Data supplied
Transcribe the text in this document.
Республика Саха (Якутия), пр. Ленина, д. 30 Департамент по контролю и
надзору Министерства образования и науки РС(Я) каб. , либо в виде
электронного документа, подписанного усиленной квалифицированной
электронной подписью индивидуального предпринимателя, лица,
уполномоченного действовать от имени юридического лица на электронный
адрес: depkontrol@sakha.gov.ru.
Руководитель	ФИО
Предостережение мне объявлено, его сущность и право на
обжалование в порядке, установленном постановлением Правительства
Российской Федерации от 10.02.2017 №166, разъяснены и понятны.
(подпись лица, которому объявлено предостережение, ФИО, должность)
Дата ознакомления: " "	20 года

Exercise details
Quote every line of the data, word for word.

Result for this exercise
Transcribe the text in this document.
Республика Саха (Якутия), пр. Ленина, д. 30 Департамент по контролю и
надзору Министерства образования и науки РС(Я) каб. , либо в виде
электронного документа, подписанного усиленной квалифицированной
электронной подписью индивидуального предпринимателя, лица,
уполномоченного действовать от имени юридического лица на электронный
адрес: depkontrol@sakha.gov.ru.
Руководитель	ФИО
Предостережение мне объявлено, его сущность и право на
обжалование в порядке, установленном постановлением Правительства
Российской Федерации от 10.02.2017 №166, разъяснены и понятны.
(подпись лица, которому объявлено предостережение, ФИО, должность)
Дата ознакомления: " "	20 года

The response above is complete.